-- START --

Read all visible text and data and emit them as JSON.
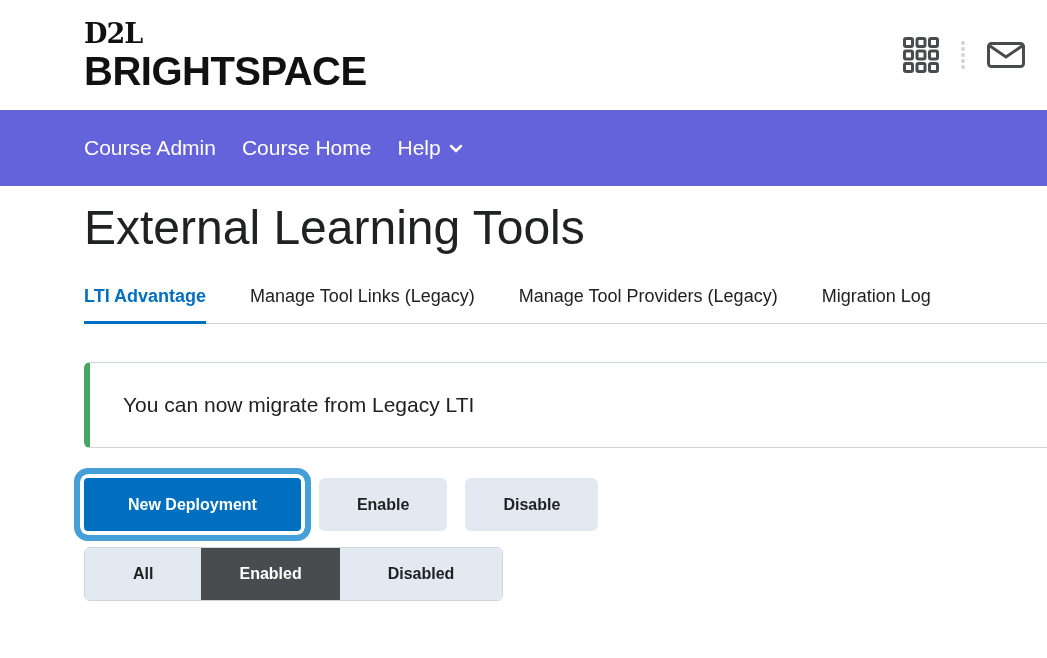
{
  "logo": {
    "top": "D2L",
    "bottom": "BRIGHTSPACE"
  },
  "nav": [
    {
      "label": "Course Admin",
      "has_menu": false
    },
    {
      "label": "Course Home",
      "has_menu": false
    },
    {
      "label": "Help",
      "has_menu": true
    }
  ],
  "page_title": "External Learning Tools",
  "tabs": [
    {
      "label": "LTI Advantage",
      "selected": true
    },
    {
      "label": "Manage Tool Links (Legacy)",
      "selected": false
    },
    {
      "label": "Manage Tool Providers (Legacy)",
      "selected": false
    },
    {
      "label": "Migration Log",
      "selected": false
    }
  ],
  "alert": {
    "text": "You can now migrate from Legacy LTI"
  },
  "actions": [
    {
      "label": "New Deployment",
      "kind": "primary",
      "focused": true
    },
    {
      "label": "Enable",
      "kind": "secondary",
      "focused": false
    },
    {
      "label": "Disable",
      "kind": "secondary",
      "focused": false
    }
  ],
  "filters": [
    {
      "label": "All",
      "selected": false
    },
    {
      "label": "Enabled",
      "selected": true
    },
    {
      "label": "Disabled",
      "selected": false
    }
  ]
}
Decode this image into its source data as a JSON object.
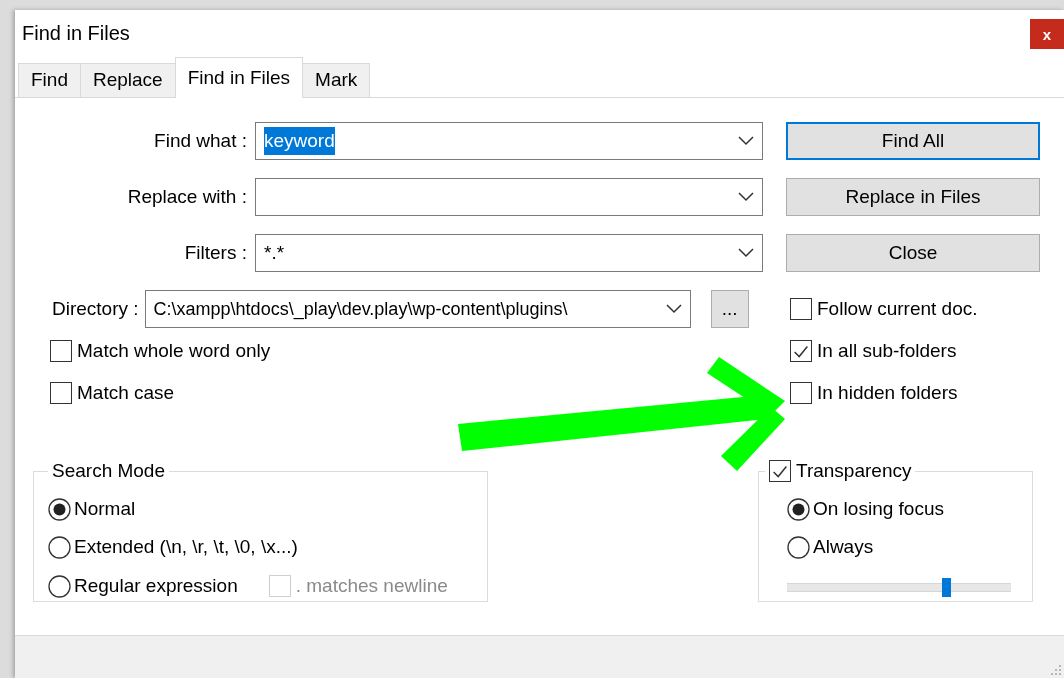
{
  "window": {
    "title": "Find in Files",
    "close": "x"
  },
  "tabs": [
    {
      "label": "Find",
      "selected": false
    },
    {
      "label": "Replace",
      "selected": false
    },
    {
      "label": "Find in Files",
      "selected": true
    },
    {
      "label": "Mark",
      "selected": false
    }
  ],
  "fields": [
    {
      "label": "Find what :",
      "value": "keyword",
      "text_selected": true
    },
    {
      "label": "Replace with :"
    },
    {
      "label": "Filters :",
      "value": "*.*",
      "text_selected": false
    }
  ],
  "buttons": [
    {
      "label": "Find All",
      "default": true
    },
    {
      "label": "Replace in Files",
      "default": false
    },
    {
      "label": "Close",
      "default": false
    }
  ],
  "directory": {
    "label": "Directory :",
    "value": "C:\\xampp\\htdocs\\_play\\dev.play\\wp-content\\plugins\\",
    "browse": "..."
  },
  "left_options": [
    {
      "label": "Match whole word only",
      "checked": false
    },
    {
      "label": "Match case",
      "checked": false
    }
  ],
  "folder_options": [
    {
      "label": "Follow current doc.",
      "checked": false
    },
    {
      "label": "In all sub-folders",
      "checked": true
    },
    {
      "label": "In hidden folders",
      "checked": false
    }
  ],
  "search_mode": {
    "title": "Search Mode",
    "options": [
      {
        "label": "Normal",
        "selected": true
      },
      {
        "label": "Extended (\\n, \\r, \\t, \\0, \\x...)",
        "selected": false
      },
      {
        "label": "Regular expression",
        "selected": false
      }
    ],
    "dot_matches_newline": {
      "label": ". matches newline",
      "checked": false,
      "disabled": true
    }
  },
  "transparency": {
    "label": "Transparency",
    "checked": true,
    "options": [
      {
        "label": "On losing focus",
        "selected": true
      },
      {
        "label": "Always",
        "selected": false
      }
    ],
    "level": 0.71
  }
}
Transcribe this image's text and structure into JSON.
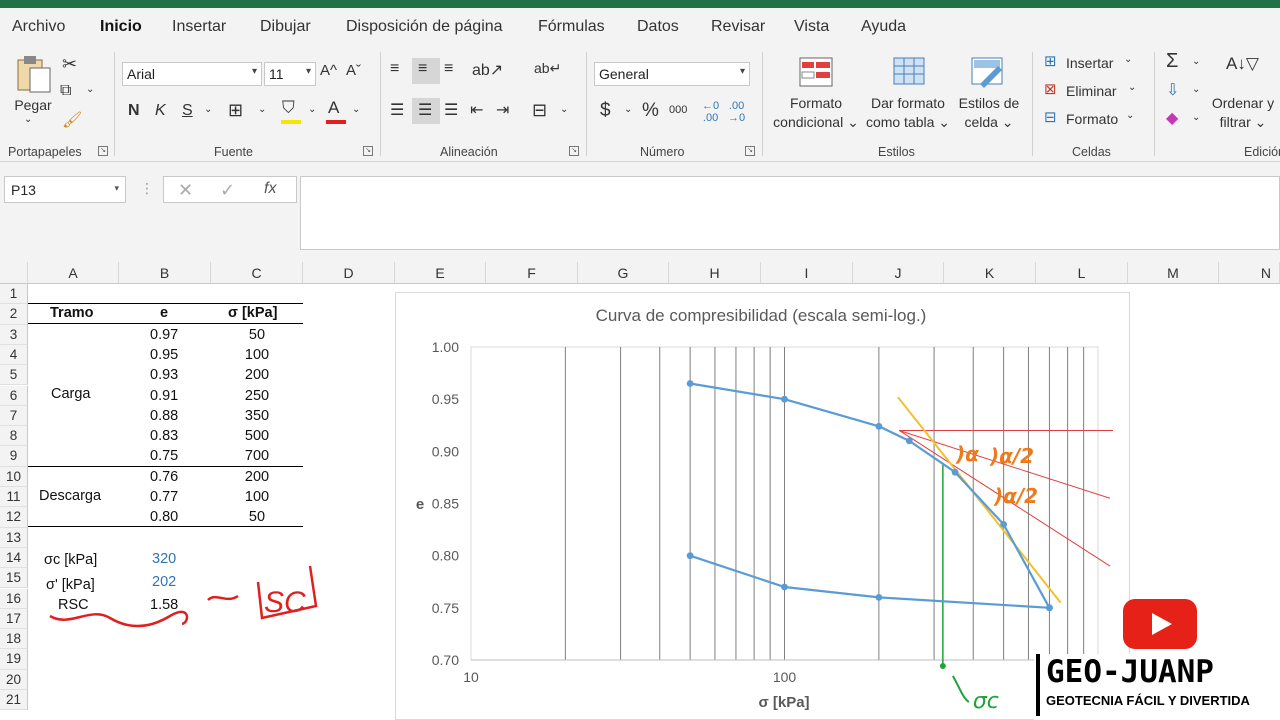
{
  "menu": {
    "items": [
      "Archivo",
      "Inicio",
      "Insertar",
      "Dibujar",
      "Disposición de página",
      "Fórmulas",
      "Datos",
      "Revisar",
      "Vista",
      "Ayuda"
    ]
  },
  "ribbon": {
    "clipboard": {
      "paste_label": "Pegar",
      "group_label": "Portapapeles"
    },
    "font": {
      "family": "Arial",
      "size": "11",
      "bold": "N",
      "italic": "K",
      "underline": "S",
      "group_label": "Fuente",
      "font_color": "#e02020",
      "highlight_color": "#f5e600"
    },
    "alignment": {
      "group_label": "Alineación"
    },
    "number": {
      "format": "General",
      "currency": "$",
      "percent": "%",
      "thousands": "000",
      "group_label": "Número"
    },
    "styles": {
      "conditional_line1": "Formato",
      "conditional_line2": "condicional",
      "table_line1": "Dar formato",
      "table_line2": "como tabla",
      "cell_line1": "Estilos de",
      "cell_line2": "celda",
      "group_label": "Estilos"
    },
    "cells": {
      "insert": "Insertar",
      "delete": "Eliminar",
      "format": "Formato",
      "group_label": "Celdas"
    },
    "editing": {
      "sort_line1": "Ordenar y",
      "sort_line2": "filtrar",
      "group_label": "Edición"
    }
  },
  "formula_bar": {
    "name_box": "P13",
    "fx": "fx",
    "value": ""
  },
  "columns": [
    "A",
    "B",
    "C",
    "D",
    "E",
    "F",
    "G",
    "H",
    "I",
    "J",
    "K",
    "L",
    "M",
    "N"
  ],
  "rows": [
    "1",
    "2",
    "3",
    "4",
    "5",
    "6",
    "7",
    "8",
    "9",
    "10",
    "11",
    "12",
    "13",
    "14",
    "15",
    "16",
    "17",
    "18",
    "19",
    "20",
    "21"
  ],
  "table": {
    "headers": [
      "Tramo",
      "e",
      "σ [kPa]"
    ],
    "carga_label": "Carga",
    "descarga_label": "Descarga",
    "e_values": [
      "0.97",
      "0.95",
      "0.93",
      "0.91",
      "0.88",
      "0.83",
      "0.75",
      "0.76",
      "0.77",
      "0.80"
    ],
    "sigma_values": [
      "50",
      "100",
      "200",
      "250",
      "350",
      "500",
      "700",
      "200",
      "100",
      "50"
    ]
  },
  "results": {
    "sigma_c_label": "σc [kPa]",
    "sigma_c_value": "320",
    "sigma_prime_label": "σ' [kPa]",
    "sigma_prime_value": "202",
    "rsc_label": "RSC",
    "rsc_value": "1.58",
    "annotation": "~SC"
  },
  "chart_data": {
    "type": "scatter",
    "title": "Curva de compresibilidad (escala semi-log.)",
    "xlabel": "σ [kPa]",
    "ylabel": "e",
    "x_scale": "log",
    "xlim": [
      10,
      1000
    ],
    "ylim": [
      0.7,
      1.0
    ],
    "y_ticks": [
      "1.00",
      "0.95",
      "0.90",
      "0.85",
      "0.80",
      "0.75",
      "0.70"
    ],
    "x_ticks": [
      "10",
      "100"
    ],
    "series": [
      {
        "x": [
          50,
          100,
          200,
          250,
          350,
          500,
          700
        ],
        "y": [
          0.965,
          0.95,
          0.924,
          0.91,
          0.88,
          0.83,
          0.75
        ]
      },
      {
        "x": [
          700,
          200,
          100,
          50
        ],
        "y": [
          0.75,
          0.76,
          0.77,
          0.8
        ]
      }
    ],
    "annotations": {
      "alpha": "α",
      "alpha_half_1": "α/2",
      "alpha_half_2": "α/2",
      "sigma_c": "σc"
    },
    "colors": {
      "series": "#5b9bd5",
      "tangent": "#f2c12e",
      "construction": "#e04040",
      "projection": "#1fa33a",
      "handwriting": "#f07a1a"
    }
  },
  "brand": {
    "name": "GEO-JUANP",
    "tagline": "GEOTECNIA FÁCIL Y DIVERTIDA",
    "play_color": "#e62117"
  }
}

-- END --

_Task to carry out_. Output every entry verbatim. Pictures do not belong in the copy.

_Output for this exercise_.
Read all visible text and data and emit them as JSON.
{
  "logo": {
    "top": "D2L",
    "bottom": "BRIGHTSPACE"
  },
  "nav": [
    {
      "label": "Course Admin",
      "has_menu": false
    },
    {
      "label": "Course Home",
      "has_menu": false
    },
    {
      "label": "Help",
      "has_menu": true
    }
  ],
  "page_title": "External Learning Tools",
  "tabs": [
    {
      "label": "LTI Advantage",
      "selected": true
    },
    {
      "label": "Manage Tool Links (Legacy)",
      "selected": false
    },
    {
      "label": "Manage Tool Providers (Legacy)",
      "selected": false
    },
    {
      "label": "Migration Log",
      "selected": false
    }
  ],
  "alert": {
    "text": "You can now migrate from Legacy LTI"
  },
  "actions": [
    {
      "label": "New Deployment",
      "kind": "primary",
      "focused": true
    },
    {
      "label": "Enable",
      "kind": "secondary",
      "focused": false
    },
    {
      "label": "Disable",
      "kind": "secondary",
      "focused": false
    }
  ],
  "filters": [
    {
      "label": "All",
      "selected": false
    },
    {
      "label": "Enabled",
      "selected": true
    },
    {
      "label": "Disabled",
      "selected": false
    }
  ]
}
Decode this image into its source data as a JSON object.
{
  "window": {
    "title": "Find in Files",
    "close": "x"
  },
  "tabs": [
    {
      "label": "Find",
      "selected": false
    },
    {
      "label": "Replace",
      "selected": false
    },
    {
      "label": "Find in Files",
      "selected": true
    },
    {
      "label": "Mark",
      "selected": false
    }
  ],
  "fields": [
    {
      "label": "Find what :",
      "value": "keyword",
      "text_selected": true
    },
    {
      "label": "Replace with :"
    },
    {
      "label": "Filters :",
      "value": "*.*",
      "text_selected": false
    }
  ],
  "buttons": [
    {
      "label": "Find All",
      "default": true
    },
    {
      "label": "Replace in Files",
      "default": false
    },
    {
      "label": "Close",
      "default": false
    }
  ],
  "directory": {
    "label": "Directory :",
    "value": "C:\\xampp\\htdocs\\_play\\dev.play\\wp-content\\plugins\\",
    "browse": "..."
  },
  "left_options": [
    {
      "label": "Match whole word only",
      "checked": false
    },
    {
      "label": "Match case",
      "checked": false
    }
  ],
  "folder_options": [
    {
      "label": "Follow current doc.",
      "checked": false
    },
    {
      "label": "In all sub-folders",
      "checked": true
    },
    {
      "label": "In hidden folders",
      "checked": false
    }
  ],
  "search_mode": {
    "title": "Search Mode",
    "options": [
      {
        "label": "Normal",
        "selected": true
      },
      {
        "label": "Extended (\\n, \\r, \\t, \\0, \\x...)",
        "selected": false
      },
      {
        "label": "Regular expression",
        "selected": false
      }
    ],
    "dot_matches_newline": {
      "label": ". matches newline",
      "checked": false,
      "disabled": true
    }
  },
  "transparency": {
    "label": "Transparency",
    "checked": true,
    "options": [
      {
        "label": "On losing focus",
        "selected": true
      },
      {
        "label": "Always",
        "selected": false
      }
    ],
    "level": 0.71
  }
}
Transcribe this image's text and structure into JSON.
{
  "menu": {
    "items": [
      "Archivo",
      "Inicio",
      "Insertar",
      "Dibujar",
      "Disposición de página",
      "Fórmulas",
      "Datos",
      "Revisar",
      "Vista",
      "Ayuda"
    ]
  },
  "ribbon": {
    "clipboard": {
      "paste_label": "Pegar",
      "group_label": "Portapapeles"
    },
    "font": {
      "family": "Arial",
      "size": "11",
      "bold": "N",
      "italic": "K",
      "underline": "S",
      "group_label": "Fuente",
      "font_color": "#e02020",
      "highlight_color": "#f5e600"
    },
    "alignment": {
      "group_label": "Alineación"
    },
    "number": {
      "format": "General",
      "currency": "$",
      "percent": "%",
      "thousands": "000",
      "group_label": "Número"
    },
    "styles": {
      "conditional_line1": "Formato",
      "conditional_line2": "condicional",
      "table_line1": "Dar formato",
      "table_line2": "como tabla",
      "cell_line1": "Estilos de",
      "cell_line2": "celda",
      "group_label": "Estilos"
    },
    "cells": {
      "insert": "Insertar",
      "delete": "Eliminar",
      "format": "Formato",
      "group_label": "Celdas"
    },
    "editing": {
      "sort_line1": "Ordenar y",
      "sort_line2": "filtrar",
      "group_label": "Edición"
    }
  },
  "formula_bar": {
    "name_box": "P13",
    "fx": "fx",
    "value": ""
  },
  "columns": [
    "A",
    "B",
    "C",
    "D",
    "E",
    "F",
    "G",
    "H",
    "I",
    "J",
    "K",
    "L",
    "M",
    "N"
  ],
  "rows": [
    "1",
    "2",
    "3",
    "4",
    "5",
    "6",
    "7",
    "8",
    "9",
    "10",
    "11",
    "12",
    "13",
    "14",
    "15",
    "16",
    "17",
    "18",
    "19",
    "20",
    "21"
  ],
  "table": {
    "headers": [
      "Tramo",
      "e",
      "σ [kPa]"
    ],
    "carga_label": "Carga",
    "descarga_label": "Descarga",
    "e_values": [
      "0.97",
      "0.95",
      "0.93",
      "0.91",
      "0.88",
      "0.83",
      "0.75",
      "0.76",
      "0.77",
      "0.80"
    ],
    "sigma_values": [
      "50",
      "100",
      "200",
      "250",
      "350",
      "500",
      "700",
      "200",
      "100",
      "50"
    ]
  },
  "results": {
    "sigma_c_label": "σc [kPa]",
    "sigma_c_value": "320",
    "sigma_prime_label": "σ' [kPa]",
    "sigma_prime_value": "202",
    "rsc_label": "RSC",
    "rsc_value": "1.58",
    "annotation": "~SC"
  },
  "chart_data": {
    "type": "scatter",
    "title": "Curva de compresibilidad (escala semi-log.)",
    "xlabel": "σ [kPa]",
    "ylabel": "e",
    "x_scale": "log",
    "xlim": [
      10,
      1000
    ],
    "ylim": [
      0.7,
      1.0
    ],
    "y_ticks": [
      "1.00",
      "0.95",
      "0.90",
      "0.85",
      "0.80",
      "0.75",
      "0.70"
    ],
    "x_ticks": [
      "10",
      "100"
    ],
    "series": [
      {
        "x": [
          50,
          100,
          200,
          250,
          350,
          500,
          700
        ],
        "y": [
          0.965,
          0.95,
          0.924,
          0.91,
          0.88,
          0.83,
          0.75
        ]
      },
      {
        "x": [
          700,
          200,
          100,
          50
        ],
        "y": [
          0.75,
          0.76,
          0.77,
          0.8
        ]
      }
    ],
    "annotations": {
      "alpha": "α",
      "alpha_half_1": "α/2",
      "alpha_half_2": "α/2",
      "sigma_c": "σc"
    },
    "colors": {
      "series": "#5b9bd5",
      "tangent": "#f2c12e",
      "construction": "#e04040",
      "projection": "#1fa33a",
      "handwriting": "#f07a1a"
    }
  },
  "brand": {
    "name": "GEO-JUANP",
    "tagline": "GEOTECNIA FÁCIL Y DIVERTIDA",
    "play_color": "#e62117"
  }
}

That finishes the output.